*Written task*.
Rewrite every record below, replacing each occurrence of "usdjpy-candle-body" with "usdjpy-body" and keeping all other text unchanged.
━━━ Available records ━━━
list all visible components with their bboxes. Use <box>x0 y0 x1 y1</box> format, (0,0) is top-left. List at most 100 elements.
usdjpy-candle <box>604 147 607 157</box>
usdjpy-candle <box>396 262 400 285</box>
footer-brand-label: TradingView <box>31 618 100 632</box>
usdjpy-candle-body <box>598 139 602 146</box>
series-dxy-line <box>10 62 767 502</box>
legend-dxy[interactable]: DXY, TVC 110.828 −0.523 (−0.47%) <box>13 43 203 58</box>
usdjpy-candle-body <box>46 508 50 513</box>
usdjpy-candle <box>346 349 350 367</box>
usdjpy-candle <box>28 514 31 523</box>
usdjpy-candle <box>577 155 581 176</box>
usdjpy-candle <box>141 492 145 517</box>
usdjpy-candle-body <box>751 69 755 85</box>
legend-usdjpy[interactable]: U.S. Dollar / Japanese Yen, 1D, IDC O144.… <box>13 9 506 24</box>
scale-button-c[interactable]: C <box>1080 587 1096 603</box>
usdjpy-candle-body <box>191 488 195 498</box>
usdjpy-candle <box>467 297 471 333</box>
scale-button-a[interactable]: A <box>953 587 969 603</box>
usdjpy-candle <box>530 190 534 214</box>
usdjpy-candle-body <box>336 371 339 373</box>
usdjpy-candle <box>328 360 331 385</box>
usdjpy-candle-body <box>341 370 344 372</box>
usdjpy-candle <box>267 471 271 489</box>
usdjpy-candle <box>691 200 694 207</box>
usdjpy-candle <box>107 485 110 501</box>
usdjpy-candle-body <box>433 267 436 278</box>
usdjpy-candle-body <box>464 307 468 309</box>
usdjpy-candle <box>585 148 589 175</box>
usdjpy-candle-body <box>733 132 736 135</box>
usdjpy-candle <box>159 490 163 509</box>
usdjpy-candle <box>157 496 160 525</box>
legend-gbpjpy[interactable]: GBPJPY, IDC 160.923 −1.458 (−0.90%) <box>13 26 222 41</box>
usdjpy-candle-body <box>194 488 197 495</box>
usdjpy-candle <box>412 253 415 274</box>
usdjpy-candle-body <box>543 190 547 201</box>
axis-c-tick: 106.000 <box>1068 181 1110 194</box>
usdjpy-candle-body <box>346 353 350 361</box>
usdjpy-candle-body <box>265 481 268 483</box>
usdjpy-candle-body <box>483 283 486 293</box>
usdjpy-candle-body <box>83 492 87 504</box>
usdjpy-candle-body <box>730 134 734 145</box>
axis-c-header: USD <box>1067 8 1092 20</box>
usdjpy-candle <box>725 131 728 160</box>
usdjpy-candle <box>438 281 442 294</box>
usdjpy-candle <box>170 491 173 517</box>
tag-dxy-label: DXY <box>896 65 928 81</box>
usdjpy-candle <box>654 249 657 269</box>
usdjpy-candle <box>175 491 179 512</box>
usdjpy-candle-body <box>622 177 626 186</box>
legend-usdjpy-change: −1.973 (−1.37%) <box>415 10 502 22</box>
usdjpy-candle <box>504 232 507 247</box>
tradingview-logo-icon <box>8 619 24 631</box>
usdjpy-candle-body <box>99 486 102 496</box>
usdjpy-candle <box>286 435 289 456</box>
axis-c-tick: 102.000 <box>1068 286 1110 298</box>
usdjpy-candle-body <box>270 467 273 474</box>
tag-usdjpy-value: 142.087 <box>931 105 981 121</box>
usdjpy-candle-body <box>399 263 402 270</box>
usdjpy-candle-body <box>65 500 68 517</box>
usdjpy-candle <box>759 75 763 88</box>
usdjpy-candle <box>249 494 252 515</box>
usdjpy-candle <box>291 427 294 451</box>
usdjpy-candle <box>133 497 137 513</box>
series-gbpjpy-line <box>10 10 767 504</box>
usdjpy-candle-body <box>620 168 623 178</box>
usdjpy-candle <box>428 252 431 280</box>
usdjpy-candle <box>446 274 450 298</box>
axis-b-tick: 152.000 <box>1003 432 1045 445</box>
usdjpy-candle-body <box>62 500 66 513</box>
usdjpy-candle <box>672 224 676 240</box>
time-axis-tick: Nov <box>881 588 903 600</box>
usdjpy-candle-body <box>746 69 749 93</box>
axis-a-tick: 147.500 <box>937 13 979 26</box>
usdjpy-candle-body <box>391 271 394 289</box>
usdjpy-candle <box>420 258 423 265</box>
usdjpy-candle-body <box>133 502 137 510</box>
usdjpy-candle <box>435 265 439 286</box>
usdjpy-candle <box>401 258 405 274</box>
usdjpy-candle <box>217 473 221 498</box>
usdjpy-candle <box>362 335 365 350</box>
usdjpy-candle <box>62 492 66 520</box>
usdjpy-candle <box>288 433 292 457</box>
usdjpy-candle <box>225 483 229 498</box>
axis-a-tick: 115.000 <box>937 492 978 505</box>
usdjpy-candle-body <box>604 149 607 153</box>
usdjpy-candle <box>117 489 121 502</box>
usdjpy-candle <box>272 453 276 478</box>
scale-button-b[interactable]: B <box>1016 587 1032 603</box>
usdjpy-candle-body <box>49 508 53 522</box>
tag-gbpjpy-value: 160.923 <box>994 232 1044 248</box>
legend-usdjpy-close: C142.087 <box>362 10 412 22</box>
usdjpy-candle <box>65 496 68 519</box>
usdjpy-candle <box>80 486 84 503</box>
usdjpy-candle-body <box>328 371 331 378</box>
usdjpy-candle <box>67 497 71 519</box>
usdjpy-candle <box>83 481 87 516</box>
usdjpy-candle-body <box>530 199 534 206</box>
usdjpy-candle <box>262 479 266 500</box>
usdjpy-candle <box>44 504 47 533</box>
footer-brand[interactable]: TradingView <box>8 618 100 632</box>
━━━
*Solution to this exercise*.
list all visible components with their bboxes. Use <box>x0 y0 x1 y1</box> format, (0,0) is top-left. List at most 100 elements.
usdjpy-candle <box>604 147 607 157</box>
usdjpy-candle <box>396 262 400 285</box>
footer-brand-label: TradingView <box>31 618 100 632</box>
usdjpy-body <box>598 139 602 146</box>
series-dxy-line <box>10 62 767 502</box>
legend-dxy[interactable]: DXY, TVC 110.828 −0.523 (−0.47%) <box>13 43 203 58</box>
usdjpy-body <box>46 508 50 513</box>
usdjpy-candle <box>346 349 350 367</box>
usdjpy-candle <box>28 514 31 523</box>
usdjpy-candle <box>577 155 581 176</box>
usdjpy-candle <box>141 492 145 517</box>
usdjpy-body <box>751 69 755 85</box>
legend-usdjpy[interactable]: U.S. Dollar / Japanese Yen, 1D, IDC O144.… <box>13 9 506 24</box>
scale-button-c[interactable]: C <box>1080 587 1096 603</box>
usdjpy-body <box>191 488 195 498</box>
usdjpy-candle <box>467 297 471 333</box>
scale-button-a[interactable]: A <box>953 587 969 603</box>
usdjpy-candle <box>530 190 534 214</box>
usdjpy-body <box>336 371 339 373</box>
usdjpy-candle <box>328 360 331 385</box>
usdjpy-body <box>341 370 344 372</box>
usdjpy-candle <box>267 471 271 489</box>
usdjpy-candle <box>691 200 694 207</box>
usdjpy-candle <box>107 485 110 501</box>
usdjpy-body <box>433 267 436 278</box>
usdjpy-body <box>464 307 468 309</box>
usdjpy-candle <box>585 148 589 175</box>
usdjpy-body <box>733 132 736 135</box>
usdjpy-candle <box>159 490 163 509</box>
usdjpy-candle <box>157 496 160 525</box>
legend-gbpjpy[interactable]: GBPJPY, IDC 160.923 −1.458 (−0.90%) <box>13 26 222 41</box>
usdjpy-body <box>194 488 197 495</box>
usdjpy-candle <box>412 253 415 274</box>
usdjpy-body <box>543 190 547 201</box>
axis-c-tick: 106.000 <box>1068 181 1110 194</box>
usdjpy-body <box>346 353 350 361</box>
usdjpy-body <box>265 481 268 483</box>
usdjpy-body <box>483 283 486 293</box>
usdjpy-body <box>83 492 87 504</box>
usdjpy-body <box>730 134 734 145</box>
axis-c-header: USD <box>1067 8 1092 20</box>
usdjpy-candle <box>725 131 728 160</box>
usdjpy-candle <box>438 281 442 294</box>
usdjpy-candle <box>170 491 173 517</box>
tag-dxy-label: DXY <box>896 65 928 81</box>
usdjpy-candle <box>654 249 657 269</box>
usdjpy-candle <box>175 491 179 512</box>
usdjpy-body <box>622 177 626 186</box>
legend-usdjpy-change: −1.973 (−1.37%) <box>415 10 502 22</box>
usdjpy-candle <box>504 232 507 247</box>
tradingview-logo-icon <box>8 619 24 631</box>
usdjpy-body <box>99 486 102 496</box>
usdjpy-candle <box>286 435 289 456</box>
axis-c-tick: 102.000 <box>1068 286 1110 298</box>
usdjpy-body <box>270 467 273 474</box>
tag-usdjpy-value: 142.087 <box>931 105 981 121</box>
usdjpy-body <box>399 263 402 270</box>
usdjpy-body <box>65 500 68 517</box>
usdjpy-candle <box>759 75 763 88</box>
usdjpy-candle <box>249 494 252 515</box>
usdjpy-candle <box>291 427 294 451</box>
usdjpy-candle <box>133 497 137 513</box>
series-gbpjpy-line <box>10 10 767 504</box>
usdjpy-body <box>620 168 623 178</box>
usdjpy-candle <box>428 252 431 280</box>
usdjpy-candle <box>446 274 450 298</box>
axis-b-tick: 152.000 <box>1003 432 1045 445</box>
usdjpy-body <box>62 500 66 513</box>
usdjpy-candle <box>672 224 676 240</box>
time-axis-tick: Nov <box>881 588 903 600</box>
usdjpy-body <box>746 69 749 93</box>
axis-a-tick: 147.500 <box>937 13 979 26</box>
usdjpy-body <box>391 271 394 289</box>
usdjpy-candle <box>420 258 423 265</box>
usdjpy-body <box>133 502 137 510</box>
usdjpy-candle <box>435 265 439 286</box>
usdjpy-candle <box>401 258 405 274</box>
usdjpy-candle <box>217 473 221 498</box>
usdjpy-candle <box>362 335 365 350</box>
usdjpy-candle <box>62 492 66 520</box>
usdjpy-candle <box>288 433 292 457</box>
usdjpy-candle <box>225 483 229 498</box>
axis-a-tick: 115.000 <box>937 492 978 505</box>
usdjpy-body <box>604 149 607 153</box>
usdjpy-candle <box>117 489 121 502</box>
usdjpy-candle <box>272 453 276 478</box>
scale-button-b[interactable]: B <box>1016 587 1032 603</box>
usdjpy-body <box>49 508 53 522</box>
tag-gbpjpy-value: 160.923 <box>994 232 1044 248</box>
legend-usdjpy-close: C142.087 <box>362 10 412 22</box>
usdjpy-candle <box>65 496 68 519</box>
usdjpy-candle <box>80 486 84 503</box>
usdjpy-body <box>328 371 331 378</box>
usdjpy-candle <box>67 497 71 519</box>
usdjpy-candle <box>83 481 87 516</box>
usdjpy-body <box>530 199 534 206</box>
usdjpy-candle <box>262 479 266 500</box>
usdjpy-candle <box>44 504 47 533</box>
footer-brand[interactable]: TradingView <box>8 618 100 632</box>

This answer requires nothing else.